-- SUPPLIED RECORDS --
(begin)

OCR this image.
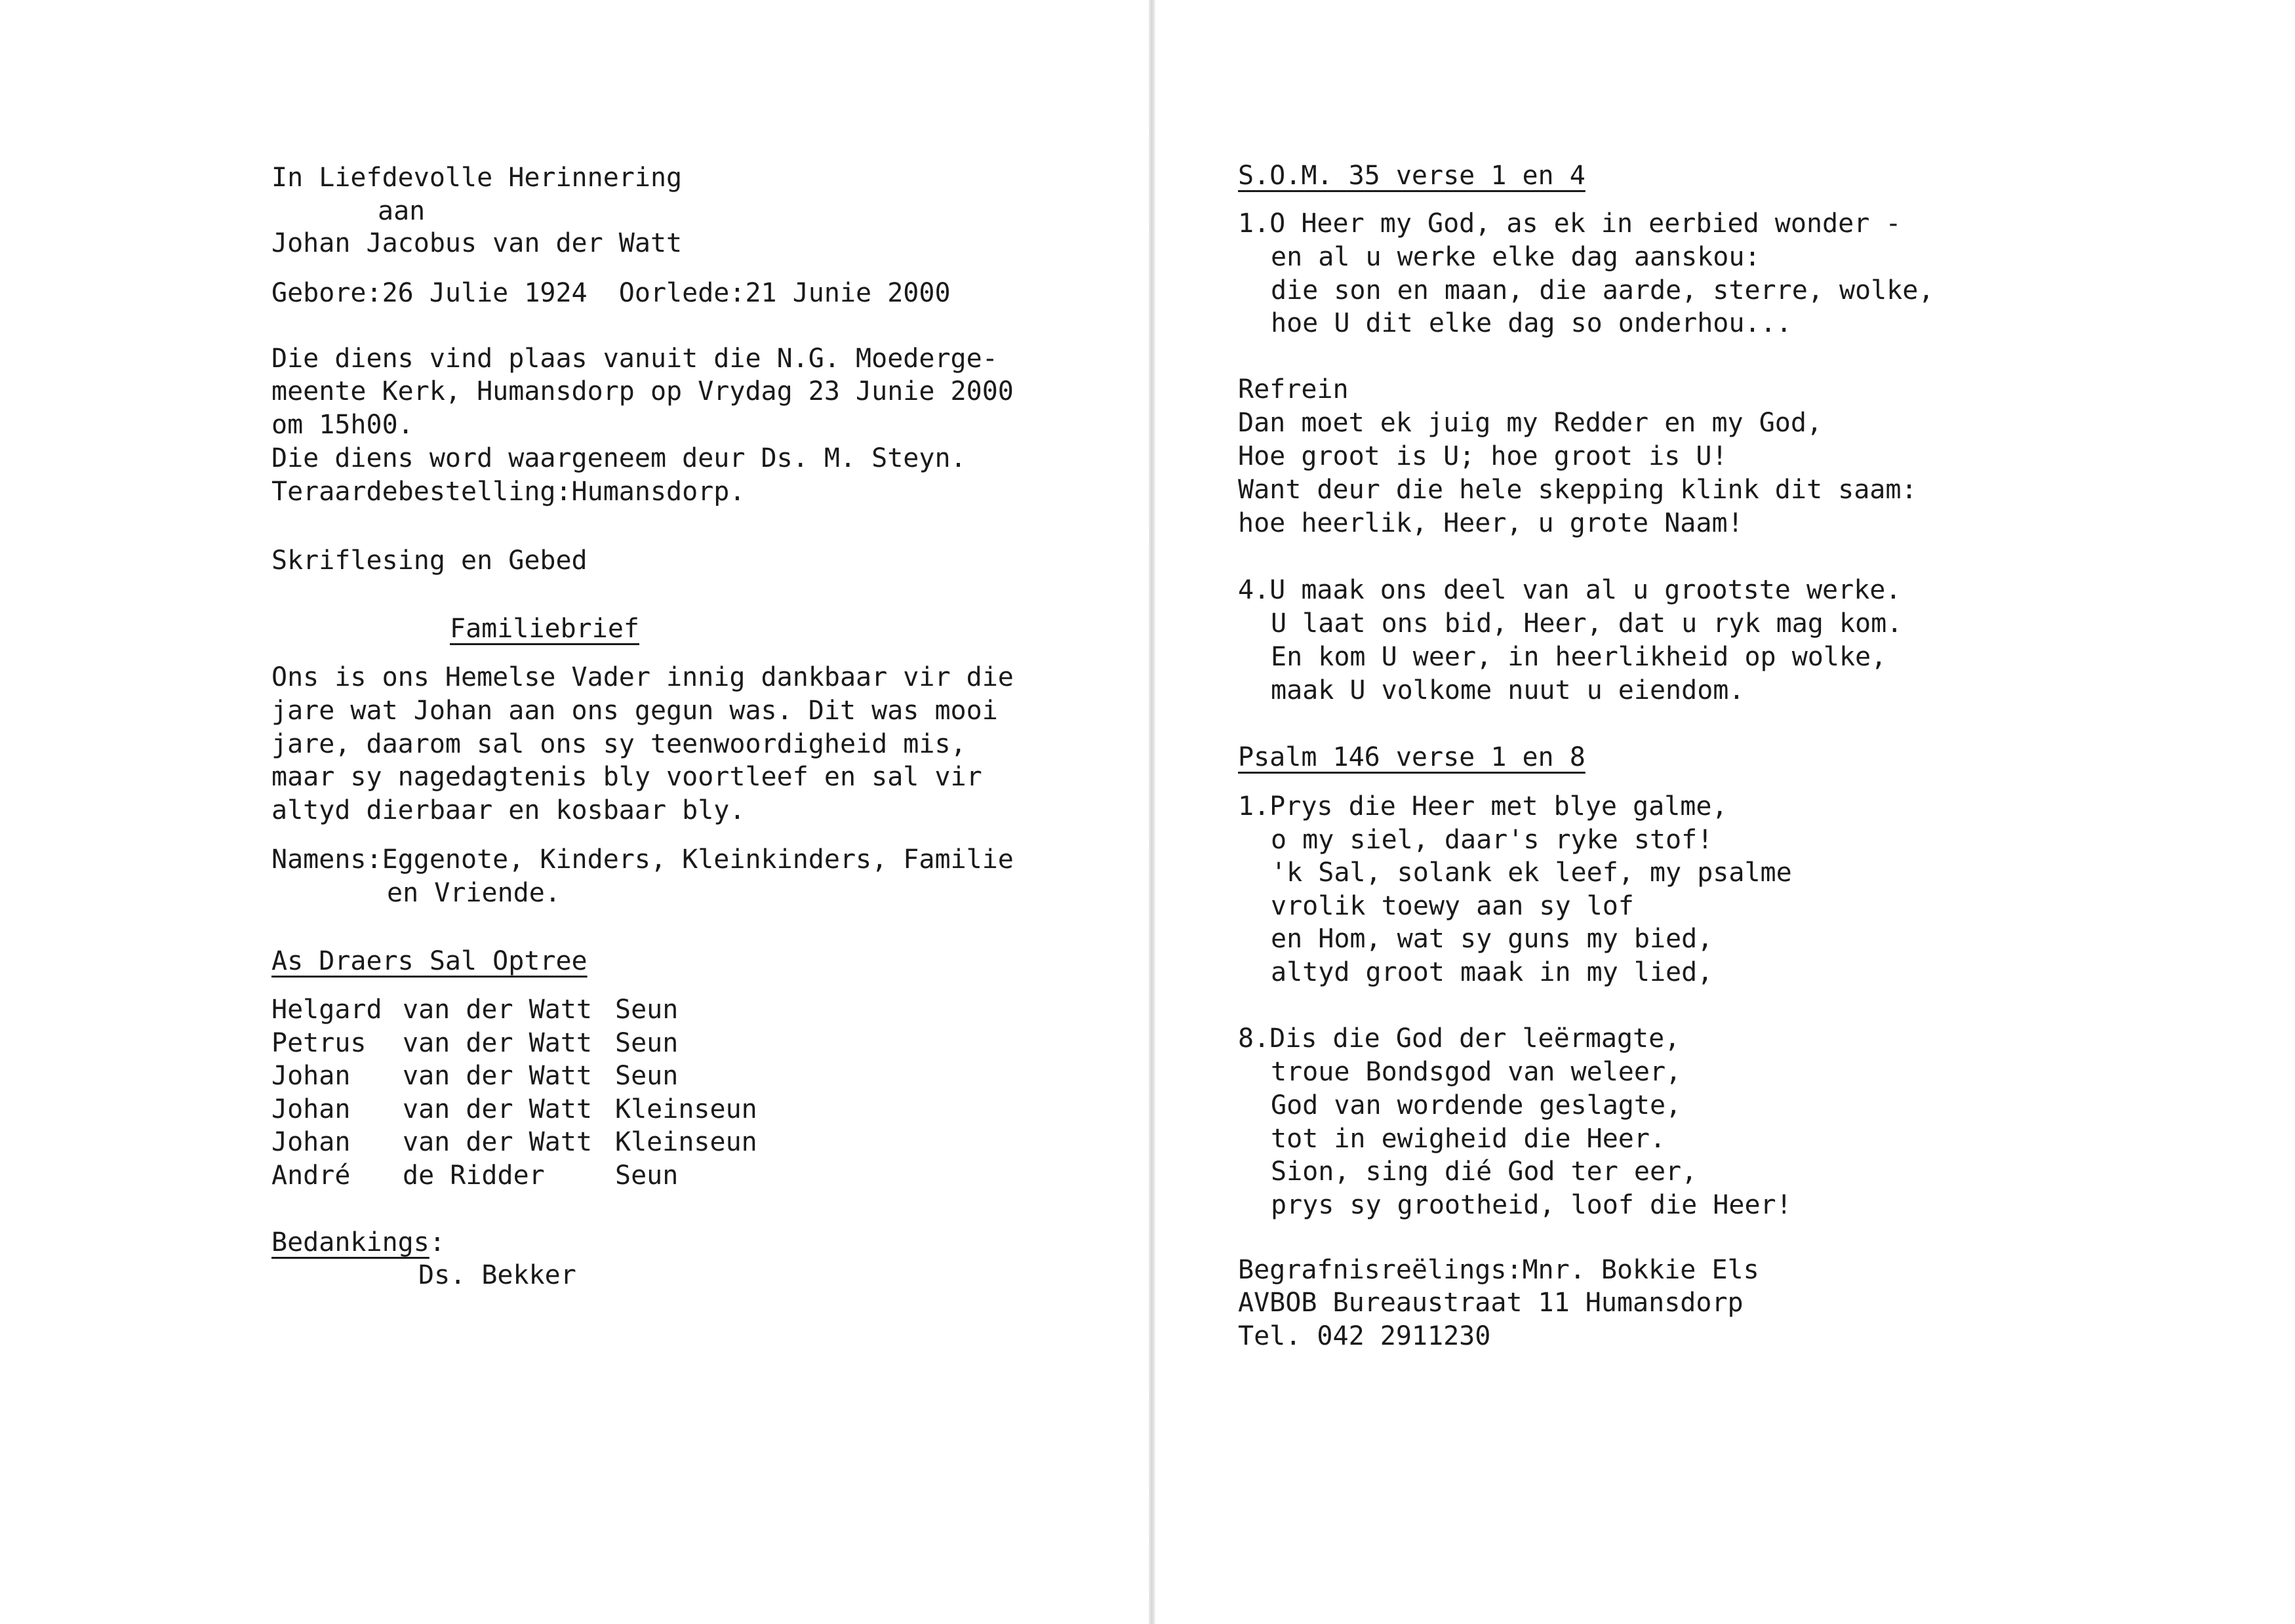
In Liefdevolle Herinnering
aan
Johan Jacobus van der Watt
Gebore:26 Julie 1924  Oorlede:21 Junie 2000
Die diens vind plaas vanuit die N.G. Moederge-
meente Kerk, Humansdorp op Vrydag 23 Junie 2000
om 15h00.
Die diens word waargeneem deur Ds. M. Steyn.
Teraardebestelling:Humansdorp.
Skriflesing en Gebed
Familiebrief
Ons is ons Hemelse Vader innig dankbaar vir die
jare wat Johan aan ons gegun was. Dit was mooi
jare, daarom sal ons sy teenwoordigheid mis,
maar sy nagedagtenis bly voortleef en sal vir
altyd dierbaar en kosbaar bly.
Namens:Eggenote, Kinders, Kleinkinders, Familie
en Vriende.
As Draers Sal Optree

Helgard

van der Watt

Seun

Petrus

van der Watt

Seun

Johan

van der Watt

Seun

Johan

van der Watt

Kleinseun

Johan

van der Watt

Kleinseun

André

de Ridder

	Seun

Bedankings:
Ds. Bekker
S.O.M. 35 verse 1 en 4
1.O Heer my God, as ek in eerbied wonder -
en al u werke elke dag aanskou:
die son en maan, die aarde, sterre, wolke,
hoe U dit elke dag so onderhou...
Refrein
Dan moet ek juig my Redder en my God,
Hoe groot is U; hoe groot is U!
Want deur die hele skepping klink dit saam:
hoe heerlik, Heer, u grote Naam!
4.U maak ons deel van al u grootste werke.
U laat ons bid, Heer, dat u ryk mag kom.
En kom U weer, in heerlikheid op wolke,
maak U volkome nuut u eiendom.
Psalm 146 verse 1 en 8
1.Prys die Heer met blye galme,
o my siel, daar's ryke stof!
'k Sal, solank ek leef, my psalme
vrolik toewy aan sy lof
en Hom, wat sy guns my bied,
altyd groot maak in my lied,
8.Dis die God der leërmagte,
troue Bondsgod van weleer,
God van wordende geslagte,
tot in ewigheid die Heer.
Sion, sing dié God ter eer,
prys sy grootheid, loof die Heer!
Begrafnisreëlings:Mnr. Bokkie Els
AVBOB Bureaustraat 11 Humansdorp
Tel. 042 2911230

(end)

-- EXERCISE TASK --
Keep the pictures out of the copy and write out the data exactly as it stands.

-- FINAL RESULT --
OCR this image.
In Liefdevolle Herinnering
aan
Johan Jacobus van der Watt
Gebore:26 Julie 1924  Oorlede:21 Junie 2000
Die diens vind plaas vanuit die N.G. Moederge-
meente Kerk, Humansdorp op Vrydag 23 Junie 2000
om 15h00.
Die diens word waargeneem deur Ds. M. Steyn.
Teraardebestelling:Humansdorp.
Skriflesing en Gebed
Familiebrief
Ons is ons Hemelse Vader innig dankbaar vir die
jare wat Johan aan ons gegun was. Dit was mooi
jare, daarom sal ons sy teenwoordigheid mis,
maar sy nagedagtenis bly voortleef en sal vir
altyd dierbaar en kosbaar bly.
Namens:Eggenote, Kinders, Kleinkinders, Familie
en Vriende.
As Draers Sal Optree

Helgard

van der Watt

Seun

Petrus

van der Watt

Seun

Johan

van der Watt

Seun

Johan

van der Watt

Kleinseun

Johan

van der Watt

Kleinseun

André

de Ridder

	Seun

Bedankings:
Ds. Bekker
S.O.M. 35 verse 1 en 4
1.O Heer my God, as ek in eerbied wonder -
en al u werke elke dag aanskou:
die son en maan, die aarde, sterre, wolke,
hoe U dit elke dag so onderhou...
Refrein
Dan moet ek juig my Redder en my God,
Hoe groot is U; hoe groot is U!
Want deur die hele skepping klink dit saam:
hoe heerlik, Heer, u grote Naam!
4.U maak ons deel van al u grootste werke.
U laat ons bid, Heer, dat u ryk mag kom.
En kom U weer, in heerlikheid op wolke,
maak U volkome nuut u eiendom.
Psalm 146 verse 1 en 8
1.Prys die Heer met blye galme,
o my siel, daar's ryke stof!
'k Sal, solank ek leef, my psalme
vrolik toewy aan sy lof
en Hom, wat sy guns my bied,
altyd groot maak in my lied,
8.Dis die God der leërmagte,
troue Bondsgod van weleer,
God van wordende geslagte,
tot in ewigheid die Heer.
Sion, sing dié God ter eer,
prys sy grootheid, loof die Heer!
Begrafnisreëlings:Mnr. Bokkie Els
AVBOB Bureaustraat 11 Humansdorp
Tel. 042 2911230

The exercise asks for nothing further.